Reproduce verbatim only the lines from the one containing "OCR this image." through the last line below, both included.

— Start —

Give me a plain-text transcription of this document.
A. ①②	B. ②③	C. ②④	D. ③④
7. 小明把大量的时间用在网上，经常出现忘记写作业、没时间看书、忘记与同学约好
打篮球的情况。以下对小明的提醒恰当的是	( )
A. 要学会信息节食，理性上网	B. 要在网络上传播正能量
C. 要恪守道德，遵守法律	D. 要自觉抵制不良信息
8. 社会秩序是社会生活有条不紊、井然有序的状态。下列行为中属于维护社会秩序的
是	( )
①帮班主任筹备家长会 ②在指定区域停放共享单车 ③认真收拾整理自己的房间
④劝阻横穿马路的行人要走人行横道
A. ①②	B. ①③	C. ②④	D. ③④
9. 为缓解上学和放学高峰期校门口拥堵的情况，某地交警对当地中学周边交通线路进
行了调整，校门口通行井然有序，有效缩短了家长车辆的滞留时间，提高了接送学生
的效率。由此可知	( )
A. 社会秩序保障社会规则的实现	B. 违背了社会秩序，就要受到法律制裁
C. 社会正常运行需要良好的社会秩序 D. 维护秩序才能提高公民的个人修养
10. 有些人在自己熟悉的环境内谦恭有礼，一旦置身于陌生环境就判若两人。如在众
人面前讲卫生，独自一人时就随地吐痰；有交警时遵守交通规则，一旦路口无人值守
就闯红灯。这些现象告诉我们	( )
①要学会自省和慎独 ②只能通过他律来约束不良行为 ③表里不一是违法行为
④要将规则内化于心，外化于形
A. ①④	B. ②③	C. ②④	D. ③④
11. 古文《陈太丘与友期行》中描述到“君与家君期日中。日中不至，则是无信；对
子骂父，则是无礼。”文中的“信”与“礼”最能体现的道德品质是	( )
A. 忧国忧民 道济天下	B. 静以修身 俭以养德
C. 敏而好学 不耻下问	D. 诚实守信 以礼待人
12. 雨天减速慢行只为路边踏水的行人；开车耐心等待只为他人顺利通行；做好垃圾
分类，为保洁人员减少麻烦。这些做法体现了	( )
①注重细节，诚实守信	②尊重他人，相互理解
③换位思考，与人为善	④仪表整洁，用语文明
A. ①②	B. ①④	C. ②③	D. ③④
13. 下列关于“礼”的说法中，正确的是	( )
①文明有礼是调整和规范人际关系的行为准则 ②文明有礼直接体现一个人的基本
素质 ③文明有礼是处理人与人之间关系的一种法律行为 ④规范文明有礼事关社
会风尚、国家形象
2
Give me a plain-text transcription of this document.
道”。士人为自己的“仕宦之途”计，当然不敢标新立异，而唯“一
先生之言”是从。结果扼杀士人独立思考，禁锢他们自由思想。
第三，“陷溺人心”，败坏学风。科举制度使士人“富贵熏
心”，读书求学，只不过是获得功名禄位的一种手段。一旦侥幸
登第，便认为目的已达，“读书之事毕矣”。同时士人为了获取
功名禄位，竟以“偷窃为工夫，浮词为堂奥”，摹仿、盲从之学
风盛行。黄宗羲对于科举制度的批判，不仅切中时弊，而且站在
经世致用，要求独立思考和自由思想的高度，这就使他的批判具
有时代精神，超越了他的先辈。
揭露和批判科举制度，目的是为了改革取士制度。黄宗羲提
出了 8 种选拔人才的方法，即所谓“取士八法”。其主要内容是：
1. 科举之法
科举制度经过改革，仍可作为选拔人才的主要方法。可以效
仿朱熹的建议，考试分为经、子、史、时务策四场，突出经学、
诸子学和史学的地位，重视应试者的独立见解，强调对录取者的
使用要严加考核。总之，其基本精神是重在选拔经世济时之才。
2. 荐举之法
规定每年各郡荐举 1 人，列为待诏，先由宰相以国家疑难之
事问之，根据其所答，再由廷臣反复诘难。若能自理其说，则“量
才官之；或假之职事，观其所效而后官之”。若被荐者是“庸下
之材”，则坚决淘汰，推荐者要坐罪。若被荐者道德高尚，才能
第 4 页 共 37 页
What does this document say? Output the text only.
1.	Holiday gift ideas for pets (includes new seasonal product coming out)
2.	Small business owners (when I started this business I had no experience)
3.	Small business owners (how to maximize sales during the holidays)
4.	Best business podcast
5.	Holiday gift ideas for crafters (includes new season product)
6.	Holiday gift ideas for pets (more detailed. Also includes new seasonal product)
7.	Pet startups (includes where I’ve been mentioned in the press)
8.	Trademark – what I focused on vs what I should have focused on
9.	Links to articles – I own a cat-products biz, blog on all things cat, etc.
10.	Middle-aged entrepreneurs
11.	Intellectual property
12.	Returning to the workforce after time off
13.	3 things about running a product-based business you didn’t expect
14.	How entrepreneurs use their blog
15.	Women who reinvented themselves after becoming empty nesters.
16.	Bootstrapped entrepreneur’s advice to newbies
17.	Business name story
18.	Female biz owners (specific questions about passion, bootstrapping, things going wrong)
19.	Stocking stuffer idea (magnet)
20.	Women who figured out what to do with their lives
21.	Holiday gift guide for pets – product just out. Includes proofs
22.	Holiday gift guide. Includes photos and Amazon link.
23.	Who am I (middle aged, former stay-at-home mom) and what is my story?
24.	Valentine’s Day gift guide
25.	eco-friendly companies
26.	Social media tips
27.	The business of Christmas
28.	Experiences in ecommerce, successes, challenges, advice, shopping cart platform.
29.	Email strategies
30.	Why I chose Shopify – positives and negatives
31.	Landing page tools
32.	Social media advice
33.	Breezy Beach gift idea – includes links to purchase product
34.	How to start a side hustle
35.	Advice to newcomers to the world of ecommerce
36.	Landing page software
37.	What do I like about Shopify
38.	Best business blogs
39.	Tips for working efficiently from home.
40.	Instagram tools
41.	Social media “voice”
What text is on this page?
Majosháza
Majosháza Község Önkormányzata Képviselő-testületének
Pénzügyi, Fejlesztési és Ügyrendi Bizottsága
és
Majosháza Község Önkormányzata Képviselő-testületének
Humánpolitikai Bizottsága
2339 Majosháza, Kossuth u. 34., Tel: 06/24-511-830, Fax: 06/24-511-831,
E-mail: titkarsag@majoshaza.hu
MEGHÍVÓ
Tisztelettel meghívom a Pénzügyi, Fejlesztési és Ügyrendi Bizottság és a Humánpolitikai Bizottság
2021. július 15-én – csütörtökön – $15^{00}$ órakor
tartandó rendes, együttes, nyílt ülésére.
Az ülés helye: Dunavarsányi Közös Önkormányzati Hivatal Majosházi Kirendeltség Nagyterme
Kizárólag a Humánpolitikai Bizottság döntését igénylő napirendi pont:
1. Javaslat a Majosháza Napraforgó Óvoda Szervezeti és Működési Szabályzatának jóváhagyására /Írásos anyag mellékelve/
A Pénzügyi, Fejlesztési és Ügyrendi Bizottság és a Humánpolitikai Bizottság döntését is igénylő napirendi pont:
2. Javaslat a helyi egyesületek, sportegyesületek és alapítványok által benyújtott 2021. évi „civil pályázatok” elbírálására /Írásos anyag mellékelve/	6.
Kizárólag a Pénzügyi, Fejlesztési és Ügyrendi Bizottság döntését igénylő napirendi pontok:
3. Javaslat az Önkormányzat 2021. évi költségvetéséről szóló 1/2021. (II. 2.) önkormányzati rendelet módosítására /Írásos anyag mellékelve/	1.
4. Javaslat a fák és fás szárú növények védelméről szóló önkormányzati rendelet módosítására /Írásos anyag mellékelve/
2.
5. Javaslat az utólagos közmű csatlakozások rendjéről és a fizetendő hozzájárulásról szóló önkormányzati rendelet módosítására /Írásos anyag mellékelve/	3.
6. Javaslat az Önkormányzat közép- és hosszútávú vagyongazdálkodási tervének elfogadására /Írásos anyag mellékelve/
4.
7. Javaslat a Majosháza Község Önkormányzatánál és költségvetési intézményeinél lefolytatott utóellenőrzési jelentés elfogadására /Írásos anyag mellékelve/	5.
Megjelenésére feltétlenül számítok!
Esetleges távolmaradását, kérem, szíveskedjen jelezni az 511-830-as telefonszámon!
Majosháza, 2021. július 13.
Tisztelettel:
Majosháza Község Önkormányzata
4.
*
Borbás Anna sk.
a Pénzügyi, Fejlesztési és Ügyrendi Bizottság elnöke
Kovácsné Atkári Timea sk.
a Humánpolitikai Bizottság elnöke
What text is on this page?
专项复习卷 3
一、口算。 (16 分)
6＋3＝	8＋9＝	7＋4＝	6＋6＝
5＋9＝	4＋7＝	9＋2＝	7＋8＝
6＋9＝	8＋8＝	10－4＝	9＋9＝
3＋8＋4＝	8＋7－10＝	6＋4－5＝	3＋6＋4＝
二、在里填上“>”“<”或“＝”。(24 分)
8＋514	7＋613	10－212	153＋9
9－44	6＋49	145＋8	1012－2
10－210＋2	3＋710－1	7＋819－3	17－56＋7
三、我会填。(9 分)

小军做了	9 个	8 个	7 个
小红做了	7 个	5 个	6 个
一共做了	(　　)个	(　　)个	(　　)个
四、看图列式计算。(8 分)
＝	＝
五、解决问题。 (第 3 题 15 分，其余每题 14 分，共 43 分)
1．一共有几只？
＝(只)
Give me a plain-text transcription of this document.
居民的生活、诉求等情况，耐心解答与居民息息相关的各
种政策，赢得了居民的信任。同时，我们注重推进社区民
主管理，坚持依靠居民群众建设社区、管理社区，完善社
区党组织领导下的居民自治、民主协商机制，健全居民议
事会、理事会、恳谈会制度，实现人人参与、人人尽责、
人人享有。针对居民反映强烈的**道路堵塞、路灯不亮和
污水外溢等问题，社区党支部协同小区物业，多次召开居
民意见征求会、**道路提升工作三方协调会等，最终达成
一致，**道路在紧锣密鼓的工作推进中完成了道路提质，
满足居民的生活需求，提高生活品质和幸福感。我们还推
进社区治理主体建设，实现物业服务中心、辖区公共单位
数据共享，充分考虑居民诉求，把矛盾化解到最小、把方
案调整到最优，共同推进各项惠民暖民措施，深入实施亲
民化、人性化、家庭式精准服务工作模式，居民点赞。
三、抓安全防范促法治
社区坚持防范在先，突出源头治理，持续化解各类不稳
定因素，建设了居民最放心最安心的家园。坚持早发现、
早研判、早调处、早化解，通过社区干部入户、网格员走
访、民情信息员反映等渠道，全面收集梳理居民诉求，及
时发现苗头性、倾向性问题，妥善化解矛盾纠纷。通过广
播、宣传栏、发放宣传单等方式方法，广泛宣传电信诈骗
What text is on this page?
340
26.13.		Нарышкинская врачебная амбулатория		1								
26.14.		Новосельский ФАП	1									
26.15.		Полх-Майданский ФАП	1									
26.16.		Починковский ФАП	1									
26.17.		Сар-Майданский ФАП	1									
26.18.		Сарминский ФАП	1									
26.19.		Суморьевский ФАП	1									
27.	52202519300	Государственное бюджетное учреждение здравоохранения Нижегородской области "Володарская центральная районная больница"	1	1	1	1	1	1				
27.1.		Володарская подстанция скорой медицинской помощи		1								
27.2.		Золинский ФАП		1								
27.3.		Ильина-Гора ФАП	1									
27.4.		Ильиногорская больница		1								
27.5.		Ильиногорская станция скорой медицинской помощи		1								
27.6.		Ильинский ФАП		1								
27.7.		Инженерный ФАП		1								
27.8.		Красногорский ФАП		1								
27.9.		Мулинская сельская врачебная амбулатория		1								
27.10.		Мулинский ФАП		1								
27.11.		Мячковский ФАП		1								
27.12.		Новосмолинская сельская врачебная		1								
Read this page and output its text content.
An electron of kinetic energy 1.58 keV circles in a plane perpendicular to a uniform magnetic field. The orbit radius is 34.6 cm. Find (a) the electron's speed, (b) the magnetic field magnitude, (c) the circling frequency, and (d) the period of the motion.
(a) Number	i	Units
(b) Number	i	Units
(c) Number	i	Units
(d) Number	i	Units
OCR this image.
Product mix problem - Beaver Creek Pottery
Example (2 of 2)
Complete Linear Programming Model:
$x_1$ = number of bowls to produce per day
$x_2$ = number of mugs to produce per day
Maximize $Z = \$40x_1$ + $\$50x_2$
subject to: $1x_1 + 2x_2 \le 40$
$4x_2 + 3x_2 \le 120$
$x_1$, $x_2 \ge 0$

— End —

● **Reply**
OCR this image.
Product mix problem - Beaver Creek Pottery
Example (2 of 2)
Complete Linear Programming Model:
$x_1$ = number of bowls to produce per day
$x_2$ = number of mugs to produce per day
Maximize $Z = \$40x_1$ + $\$50x_2$
subject to: $1x_1 + 2x_2 \le 40$
$4x_2 + 3x_2 \le 120$
$x_1$, $x_2 \ge 0$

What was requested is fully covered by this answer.